> **Recorded data**:
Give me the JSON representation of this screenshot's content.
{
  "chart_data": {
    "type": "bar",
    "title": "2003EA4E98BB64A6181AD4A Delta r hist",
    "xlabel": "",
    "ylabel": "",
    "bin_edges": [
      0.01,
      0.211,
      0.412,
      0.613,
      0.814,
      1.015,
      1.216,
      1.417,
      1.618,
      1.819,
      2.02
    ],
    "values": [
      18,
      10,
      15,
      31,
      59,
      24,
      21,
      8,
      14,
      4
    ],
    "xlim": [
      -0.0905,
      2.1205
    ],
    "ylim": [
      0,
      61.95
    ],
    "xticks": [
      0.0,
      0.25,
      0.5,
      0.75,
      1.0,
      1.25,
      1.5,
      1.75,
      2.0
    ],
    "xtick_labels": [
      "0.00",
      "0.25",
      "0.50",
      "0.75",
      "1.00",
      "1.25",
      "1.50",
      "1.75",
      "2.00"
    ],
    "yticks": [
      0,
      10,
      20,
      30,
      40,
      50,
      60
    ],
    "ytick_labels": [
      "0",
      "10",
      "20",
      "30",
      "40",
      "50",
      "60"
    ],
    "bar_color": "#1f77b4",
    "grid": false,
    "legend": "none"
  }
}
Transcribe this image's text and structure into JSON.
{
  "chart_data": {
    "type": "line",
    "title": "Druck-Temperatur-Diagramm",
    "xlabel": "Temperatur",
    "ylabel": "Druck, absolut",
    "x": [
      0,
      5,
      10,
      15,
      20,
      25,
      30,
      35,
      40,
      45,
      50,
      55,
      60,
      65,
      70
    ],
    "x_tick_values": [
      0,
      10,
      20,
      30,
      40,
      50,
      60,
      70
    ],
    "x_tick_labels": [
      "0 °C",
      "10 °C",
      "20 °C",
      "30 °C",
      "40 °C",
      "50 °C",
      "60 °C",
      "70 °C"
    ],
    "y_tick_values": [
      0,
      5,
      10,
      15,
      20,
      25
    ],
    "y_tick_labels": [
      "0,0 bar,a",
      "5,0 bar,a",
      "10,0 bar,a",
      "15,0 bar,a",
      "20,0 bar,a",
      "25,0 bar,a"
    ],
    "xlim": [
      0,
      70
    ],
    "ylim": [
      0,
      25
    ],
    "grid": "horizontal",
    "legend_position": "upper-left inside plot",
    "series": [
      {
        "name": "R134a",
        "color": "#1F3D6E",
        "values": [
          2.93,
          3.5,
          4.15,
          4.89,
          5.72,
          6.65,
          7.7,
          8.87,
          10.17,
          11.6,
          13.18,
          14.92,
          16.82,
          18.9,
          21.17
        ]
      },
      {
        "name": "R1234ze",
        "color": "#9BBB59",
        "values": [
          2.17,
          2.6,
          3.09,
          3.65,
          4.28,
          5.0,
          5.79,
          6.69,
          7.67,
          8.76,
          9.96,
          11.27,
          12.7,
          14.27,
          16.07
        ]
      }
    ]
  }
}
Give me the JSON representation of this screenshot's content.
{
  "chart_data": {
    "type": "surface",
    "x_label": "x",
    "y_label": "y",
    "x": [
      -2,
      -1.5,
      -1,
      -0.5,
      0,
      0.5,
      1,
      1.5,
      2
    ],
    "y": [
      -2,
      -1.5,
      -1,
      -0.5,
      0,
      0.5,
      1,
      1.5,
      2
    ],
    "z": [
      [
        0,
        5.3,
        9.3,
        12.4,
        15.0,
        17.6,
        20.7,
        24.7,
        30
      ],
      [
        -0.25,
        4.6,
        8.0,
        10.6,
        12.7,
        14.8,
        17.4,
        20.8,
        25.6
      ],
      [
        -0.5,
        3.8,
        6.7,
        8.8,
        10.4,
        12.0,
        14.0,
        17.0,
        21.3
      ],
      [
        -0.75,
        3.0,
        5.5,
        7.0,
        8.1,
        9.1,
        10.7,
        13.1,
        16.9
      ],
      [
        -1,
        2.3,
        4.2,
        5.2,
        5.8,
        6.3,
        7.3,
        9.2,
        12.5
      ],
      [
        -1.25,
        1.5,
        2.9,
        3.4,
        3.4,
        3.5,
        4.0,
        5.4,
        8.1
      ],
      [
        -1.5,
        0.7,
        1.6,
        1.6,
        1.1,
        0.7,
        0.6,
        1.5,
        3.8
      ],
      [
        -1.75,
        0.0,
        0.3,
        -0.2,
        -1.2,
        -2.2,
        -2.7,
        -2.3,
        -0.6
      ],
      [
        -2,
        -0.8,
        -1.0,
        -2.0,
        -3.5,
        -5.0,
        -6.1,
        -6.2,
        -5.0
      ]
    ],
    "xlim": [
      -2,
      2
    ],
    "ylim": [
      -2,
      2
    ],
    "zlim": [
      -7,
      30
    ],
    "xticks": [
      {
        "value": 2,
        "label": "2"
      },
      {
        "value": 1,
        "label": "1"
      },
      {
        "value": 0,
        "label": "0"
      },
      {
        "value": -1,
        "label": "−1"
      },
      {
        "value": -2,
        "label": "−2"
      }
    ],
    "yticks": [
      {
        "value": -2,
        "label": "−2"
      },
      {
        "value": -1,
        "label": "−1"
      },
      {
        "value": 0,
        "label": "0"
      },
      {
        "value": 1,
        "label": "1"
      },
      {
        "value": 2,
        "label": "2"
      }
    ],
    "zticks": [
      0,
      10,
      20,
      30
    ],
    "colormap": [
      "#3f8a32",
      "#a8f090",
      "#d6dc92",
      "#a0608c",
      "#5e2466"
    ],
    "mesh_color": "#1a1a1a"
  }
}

> **Exercise description**: Extract the full listing above without altering anything.

> **Result for this exercise**:
Give me the JSON representation of this screenshot's content.
{
  "chart_data": {
    "type": "bar",
    "title": "2003EA4E98BB64A6181AD4A Delta r hist",
    "xlabel": "",
    "ylabel": "",
    "bin_edges": [
      0.01,
      0.211,
      0.412,
      0.613,
      0.814,
      1.015,
      1.216,
      1.417,
      1.618,
      1.819,
      2.02
    ],
    "values": [
      18,
      10,
      15,
      31,
      59,
      24,
      21,
      8,
      14,
      4
    ],
    "xlim": [
      -0.0905,
      2.1205
    ],
    "ylim": [
      0,
      61.95
    ],
    "xticks": [
      0.0,
      0.25,
      0.5,
      0.75,
      1.0,
      1.25,
      1.5,
      1.75,
      2.0
    ],
    "xtick_labels": [
      "0.00",
      "0.25",
      "0.50",
      "0.75",
      "1.00",
      "1.25",
      "1.50",
      "1.75",
      "2.00"
    ],
    "yticks": [
      0,
      10,
      20,
      30,
      40,
      50,
      60
    ],
    "ytick_labels": [
      "0",
      "10",
      "20",
      "30",
      "40",
      "50",
      "60"
    ],
    "bar_color": "#1f77b4",
    "grid": false,
    "legend": "none"
  }
}
Transcribe this image's text and structure into JSON.
{
  "chart_data": {
    "type": "line",
    "title": "Druck-Temperatur-Diagramm",
    "xlabel": "Temperatur",
    "ylabel": "Druck, absolut",
    "x": [
      0,
      5,
      10,
      15,
      20,
      25,
      30,
      35,
      40,
      45,
      50,
      55,
      60,
      65,
      70
    ],
    "x_tick_values": [
      0,
      10,
      20,
      30,
      40,
      50,
      60,
      70
    ],
    "x_tick_labels": [
      "0 °C",
      "10 °C",
      "20 °C",
      "30 °C",
      "40 °C",
      "50 °C",
      "60 °C",
      "70 °C"
    ],
    "y_tick_values": [
      0,
      5,
      10,
      15,
      20,
      25
    ],
    "y_tick_labels": [
      "0,0 bar,a",
      "5,0 bar,a",
      "10,0 bar,a",
      "15,0 bar,a",
      "20,0 bar,a",
      "25,0 bar,a"
    ],
    "xlim": [
      0,
      70
    ],
    "ylim": [
      0,
      25
    ],
    "grid": "horizontal",
    "legend_position": "upper-left inside plot",
    "series": [
      {
        "name": "R134a",
        "color": "#1F3D6E",
        "values": [
          2.93,
          3.5,
          4.15,
          4.89,
          5.72,
          6.65,
          7.7,
          8.87,
          10.17,
          11.6,
          13.18,
          14.92,
          16.82,
          18.9,
          21.17
        ]
      },
      {
        "name": "R1234ze",
        "color": "#9BBB59",
        "values": [
          2.17,
          2.6,
          3.09,
          3.65,
          4.28,
          5.0,
          5.79,
          6.69,
          7.67,
          8.76,
          9.96,
          11.27,
          12.7,
          14.27,
          16.07
        ]
      }
    ]
  }
}
Give me the JSON representation of this screenshot's content.
{
  "chart_data": {
    "type": "surface",
    "x_label": "x",
    "y_label": "y",
    "x": [
      -2,
      -1.5,
      -1,
      -0.5,
      0,
      0.5,
      1,
      1.5,
      2
    ],
    "y": [
      -2,
      -1.5,
      -1,
      -0.5,
      0,
      0.5,
      1,
      1.5,
      2
    ],
    "z": [
      [
        0,
        5.3,
        9.3,
        12.4,
        15.0,
        17.6,
        20.7,
        24.7,
        30
      ],
      [
        -0.25,
        4.6,
        8.0,
        10.6,
        12.7,
        14.8,
        17.4,
        20.8,
        25.6
      ],
      [
        -0.5,
        3.8,
        6.7,
        8.8,
        10.4,
        12.0,
        14.0,
        17.0,
        21.3
      ],
      [
        -0.75,
        3.0,
        5.5,
        7.0,
        8.1,
        9.1,
        10.7,
        13.1,
        16.9
      ],
      [
        -1,
        2.3,
        4.2,
        5.2,
        5.8,
        6.3,
        7.3,
        9.2,
        12.5
      ],
      [
        -1.25,
        1.5,
        2.9,
        3.4,
        3.4,
        3.5,
        4.0,
        5.4,
        8.1
      ],
      [
        -1.5,
        0.7,
        1.6,
        1.6,
        1.1,
        0.7,
        0.6,
        1.5,
        3.8
      ],
      [
        -1.75,
        0.0,
        0.3,
        -0.2,
        -1.2,
        -2.2,
        -2.7,
        -2.3,
        -0.6
      ],
      [
        -2,
        -0.8,
        -1.0,
        -2.0,
        -3.5,
        -5.0,
        -6.1,
        -6.2,
        -5.0
      ]
    ],
    "xlim": [
      -2,
      2
    ],
    "ylim": [
      -2,
      2
    ],
    "zlim": [
      -7,
      30
    ],
    "xticks": [
      {
        "value": 2,
        "label": "2"
      },
      {
        "value": 1,
        "label": "1"
      },
      {
        "value": 0,
        "label": "0"
      },
      {
        "value": -1,
        "label": "−1"
      },
      {
        "value": -2,
        "label": "−2"
      }
    ],
    "yticks": [
      {
        "value": -2,
        "label": "−2"
      },
      {
        "value": -1,
        "label": "−1"
      },
      {
        "value": 0,
        "label": "0"
      },
      {
        "value": 1,
        "label": "1"
      },
      {
        "value": 2,
        "label": "2"
      }
    ],
    "zticks": [
      0,
      10,
      20,
      30
    ],
    "colormap": [
      "#3f8a32",
      "#a8f090",
      "#d6dc92",
      "#a0608c",
      "#5e2466"
    ],
    "mesh_color": "#1a1a1a"
  }
}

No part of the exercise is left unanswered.